● **DIRECTION**
Every line with the word "content" in it should be extracted from the data that follows.
== EXERCISE DATA ==
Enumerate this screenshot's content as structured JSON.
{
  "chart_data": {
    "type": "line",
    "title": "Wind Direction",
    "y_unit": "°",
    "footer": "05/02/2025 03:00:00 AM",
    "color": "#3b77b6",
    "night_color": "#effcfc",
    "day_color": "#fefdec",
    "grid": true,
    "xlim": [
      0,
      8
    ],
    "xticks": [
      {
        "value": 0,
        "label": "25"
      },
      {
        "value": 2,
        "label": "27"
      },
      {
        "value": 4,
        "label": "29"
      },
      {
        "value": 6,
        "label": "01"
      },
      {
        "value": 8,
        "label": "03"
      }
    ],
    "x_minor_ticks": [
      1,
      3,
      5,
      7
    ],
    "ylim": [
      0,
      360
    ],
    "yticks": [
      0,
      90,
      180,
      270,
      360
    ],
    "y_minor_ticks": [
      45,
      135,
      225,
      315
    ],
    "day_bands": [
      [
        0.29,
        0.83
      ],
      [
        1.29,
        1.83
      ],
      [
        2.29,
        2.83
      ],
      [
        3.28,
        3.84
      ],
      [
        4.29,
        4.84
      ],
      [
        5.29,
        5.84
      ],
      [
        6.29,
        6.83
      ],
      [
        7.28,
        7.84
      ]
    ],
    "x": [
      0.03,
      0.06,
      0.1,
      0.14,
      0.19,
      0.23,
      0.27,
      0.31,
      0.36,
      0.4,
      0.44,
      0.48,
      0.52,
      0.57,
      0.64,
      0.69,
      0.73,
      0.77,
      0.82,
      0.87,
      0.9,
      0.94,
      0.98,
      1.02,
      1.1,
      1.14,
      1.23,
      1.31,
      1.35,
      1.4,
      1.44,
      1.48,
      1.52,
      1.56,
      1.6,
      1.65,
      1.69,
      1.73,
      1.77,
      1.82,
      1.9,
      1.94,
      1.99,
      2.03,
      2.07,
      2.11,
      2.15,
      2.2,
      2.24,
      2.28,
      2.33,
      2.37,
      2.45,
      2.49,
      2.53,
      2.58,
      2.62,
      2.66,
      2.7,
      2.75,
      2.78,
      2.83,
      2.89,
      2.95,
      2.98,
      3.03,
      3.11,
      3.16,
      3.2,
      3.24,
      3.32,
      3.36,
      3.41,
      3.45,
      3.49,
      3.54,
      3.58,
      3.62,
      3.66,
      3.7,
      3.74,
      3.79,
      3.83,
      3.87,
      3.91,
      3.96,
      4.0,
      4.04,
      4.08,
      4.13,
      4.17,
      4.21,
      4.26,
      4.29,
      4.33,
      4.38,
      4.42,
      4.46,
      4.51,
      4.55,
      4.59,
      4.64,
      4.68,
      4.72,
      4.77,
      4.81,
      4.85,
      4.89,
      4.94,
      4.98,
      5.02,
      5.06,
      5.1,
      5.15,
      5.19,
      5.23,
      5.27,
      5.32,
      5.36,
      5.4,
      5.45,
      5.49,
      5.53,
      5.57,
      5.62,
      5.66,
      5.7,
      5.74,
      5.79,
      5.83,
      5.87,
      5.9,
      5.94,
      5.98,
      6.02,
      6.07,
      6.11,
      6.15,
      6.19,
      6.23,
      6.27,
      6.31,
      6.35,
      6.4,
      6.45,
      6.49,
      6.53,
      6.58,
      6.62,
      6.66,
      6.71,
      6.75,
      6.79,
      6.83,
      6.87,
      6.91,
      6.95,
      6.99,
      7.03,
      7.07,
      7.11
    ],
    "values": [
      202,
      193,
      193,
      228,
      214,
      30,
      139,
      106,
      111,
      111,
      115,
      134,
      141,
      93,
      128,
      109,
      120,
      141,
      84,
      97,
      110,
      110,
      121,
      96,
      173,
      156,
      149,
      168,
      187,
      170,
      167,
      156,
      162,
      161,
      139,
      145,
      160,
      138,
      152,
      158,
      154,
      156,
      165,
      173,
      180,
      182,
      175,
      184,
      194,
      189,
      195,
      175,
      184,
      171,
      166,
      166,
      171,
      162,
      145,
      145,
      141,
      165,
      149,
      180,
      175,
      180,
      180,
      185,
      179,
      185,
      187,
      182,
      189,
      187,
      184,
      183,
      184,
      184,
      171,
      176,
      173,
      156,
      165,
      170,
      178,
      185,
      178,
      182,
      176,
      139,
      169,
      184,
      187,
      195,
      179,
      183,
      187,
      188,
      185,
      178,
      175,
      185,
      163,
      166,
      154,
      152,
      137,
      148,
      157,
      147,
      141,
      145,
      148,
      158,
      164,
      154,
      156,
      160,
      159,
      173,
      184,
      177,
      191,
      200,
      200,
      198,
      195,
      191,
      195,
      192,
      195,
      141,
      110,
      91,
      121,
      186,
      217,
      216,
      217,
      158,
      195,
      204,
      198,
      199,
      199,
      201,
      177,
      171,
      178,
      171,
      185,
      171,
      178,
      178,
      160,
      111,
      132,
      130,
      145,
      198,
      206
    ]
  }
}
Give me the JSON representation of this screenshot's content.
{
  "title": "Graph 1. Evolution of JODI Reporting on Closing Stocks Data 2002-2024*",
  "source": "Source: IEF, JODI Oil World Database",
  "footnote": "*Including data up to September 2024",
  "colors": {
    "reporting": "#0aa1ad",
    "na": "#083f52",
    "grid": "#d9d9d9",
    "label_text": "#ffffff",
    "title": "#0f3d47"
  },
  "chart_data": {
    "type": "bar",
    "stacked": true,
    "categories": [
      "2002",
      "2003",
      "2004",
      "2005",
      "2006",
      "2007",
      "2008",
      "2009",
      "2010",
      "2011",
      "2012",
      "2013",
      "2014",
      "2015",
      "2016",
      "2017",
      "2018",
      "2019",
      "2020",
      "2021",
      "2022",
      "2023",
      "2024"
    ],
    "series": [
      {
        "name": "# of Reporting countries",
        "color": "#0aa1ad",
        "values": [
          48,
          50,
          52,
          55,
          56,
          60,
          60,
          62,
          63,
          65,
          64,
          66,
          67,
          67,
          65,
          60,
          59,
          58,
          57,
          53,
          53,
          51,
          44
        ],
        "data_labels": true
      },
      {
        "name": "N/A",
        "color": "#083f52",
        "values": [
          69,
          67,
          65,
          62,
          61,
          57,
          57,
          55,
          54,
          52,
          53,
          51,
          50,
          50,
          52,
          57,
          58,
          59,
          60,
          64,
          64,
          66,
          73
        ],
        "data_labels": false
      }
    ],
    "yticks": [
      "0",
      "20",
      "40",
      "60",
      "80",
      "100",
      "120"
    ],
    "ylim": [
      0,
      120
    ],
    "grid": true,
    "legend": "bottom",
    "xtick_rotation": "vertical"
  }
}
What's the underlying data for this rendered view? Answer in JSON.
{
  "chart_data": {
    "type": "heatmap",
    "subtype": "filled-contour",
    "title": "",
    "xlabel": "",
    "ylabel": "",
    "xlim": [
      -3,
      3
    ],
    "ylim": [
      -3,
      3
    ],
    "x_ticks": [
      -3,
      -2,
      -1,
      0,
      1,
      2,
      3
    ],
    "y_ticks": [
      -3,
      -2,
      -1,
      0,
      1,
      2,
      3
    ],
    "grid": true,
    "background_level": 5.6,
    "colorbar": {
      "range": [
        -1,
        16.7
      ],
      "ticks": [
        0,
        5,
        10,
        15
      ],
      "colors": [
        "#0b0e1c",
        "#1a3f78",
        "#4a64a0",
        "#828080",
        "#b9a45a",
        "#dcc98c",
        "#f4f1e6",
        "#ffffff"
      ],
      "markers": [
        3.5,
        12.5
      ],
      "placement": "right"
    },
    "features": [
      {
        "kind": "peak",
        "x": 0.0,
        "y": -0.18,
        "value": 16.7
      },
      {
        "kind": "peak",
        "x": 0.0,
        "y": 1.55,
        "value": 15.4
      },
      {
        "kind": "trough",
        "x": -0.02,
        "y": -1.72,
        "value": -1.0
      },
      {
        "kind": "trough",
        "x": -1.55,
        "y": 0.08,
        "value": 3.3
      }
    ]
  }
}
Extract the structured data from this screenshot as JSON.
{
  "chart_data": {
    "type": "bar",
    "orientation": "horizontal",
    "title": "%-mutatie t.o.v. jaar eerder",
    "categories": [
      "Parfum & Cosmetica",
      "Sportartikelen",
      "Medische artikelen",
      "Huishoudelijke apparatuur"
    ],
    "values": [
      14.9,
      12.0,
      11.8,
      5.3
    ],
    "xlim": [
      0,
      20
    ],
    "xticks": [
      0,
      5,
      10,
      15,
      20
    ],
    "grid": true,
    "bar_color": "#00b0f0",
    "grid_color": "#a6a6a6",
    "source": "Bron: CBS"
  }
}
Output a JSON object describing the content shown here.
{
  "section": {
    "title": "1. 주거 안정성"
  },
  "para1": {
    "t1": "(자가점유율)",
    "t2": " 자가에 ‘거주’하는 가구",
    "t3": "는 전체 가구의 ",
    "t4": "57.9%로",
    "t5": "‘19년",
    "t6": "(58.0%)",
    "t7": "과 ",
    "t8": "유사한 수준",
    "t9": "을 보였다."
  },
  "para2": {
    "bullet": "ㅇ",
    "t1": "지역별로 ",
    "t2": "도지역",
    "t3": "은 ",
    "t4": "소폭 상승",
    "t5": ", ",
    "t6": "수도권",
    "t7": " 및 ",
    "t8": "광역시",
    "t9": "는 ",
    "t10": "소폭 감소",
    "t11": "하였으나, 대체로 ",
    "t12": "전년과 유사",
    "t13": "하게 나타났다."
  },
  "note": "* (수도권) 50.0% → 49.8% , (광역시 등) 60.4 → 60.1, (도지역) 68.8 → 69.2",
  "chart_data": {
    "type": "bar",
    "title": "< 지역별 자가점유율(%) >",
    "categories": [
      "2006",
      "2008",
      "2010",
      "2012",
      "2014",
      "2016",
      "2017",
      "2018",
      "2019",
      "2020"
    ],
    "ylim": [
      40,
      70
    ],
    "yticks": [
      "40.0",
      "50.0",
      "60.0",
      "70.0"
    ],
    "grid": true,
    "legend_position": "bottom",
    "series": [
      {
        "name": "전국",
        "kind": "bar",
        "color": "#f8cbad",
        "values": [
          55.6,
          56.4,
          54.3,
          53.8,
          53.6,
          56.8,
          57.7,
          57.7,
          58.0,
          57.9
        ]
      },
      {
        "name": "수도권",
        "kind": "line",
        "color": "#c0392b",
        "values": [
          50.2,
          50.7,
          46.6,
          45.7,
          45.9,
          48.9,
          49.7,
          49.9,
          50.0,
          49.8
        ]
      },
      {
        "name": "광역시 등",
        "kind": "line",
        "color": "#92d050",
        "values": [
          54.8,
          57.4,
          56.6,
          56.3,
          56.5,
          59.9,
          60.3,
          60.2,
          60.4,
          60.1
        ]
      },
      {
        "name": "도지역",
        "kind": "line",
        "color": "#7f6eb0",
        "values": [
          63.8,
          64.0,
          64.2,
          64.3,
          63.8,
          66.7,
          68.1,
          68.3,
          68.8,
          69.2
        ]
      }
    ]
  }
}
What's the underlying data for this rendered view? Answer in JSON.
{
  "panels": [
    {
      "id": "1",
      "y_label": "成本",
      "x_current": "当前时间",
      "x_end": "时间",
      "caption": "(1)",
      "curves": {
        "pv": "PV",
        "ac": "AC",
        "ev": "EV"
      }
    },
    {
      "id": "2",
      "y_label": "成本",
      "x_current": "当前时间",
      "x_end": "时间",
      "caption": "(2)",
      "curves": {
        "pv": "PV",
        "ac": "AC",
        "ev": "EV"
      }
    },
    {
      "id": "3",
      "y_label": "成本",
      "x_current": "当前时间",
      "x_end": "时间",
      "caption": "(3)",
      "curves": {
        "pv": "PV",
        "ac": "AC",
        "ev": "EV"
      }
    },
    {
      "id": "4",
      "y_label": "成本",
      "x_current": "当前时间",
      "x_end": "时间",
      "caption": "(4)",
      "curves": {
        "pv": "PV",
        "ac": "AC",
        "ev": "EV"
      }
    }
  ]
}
===
● **SOLVED EXERCISE**
Enumerate this screenshot's content as structured JSON.
Give me the JSON representation of this screenshot's content.
Output a JSON object describing the content shown here.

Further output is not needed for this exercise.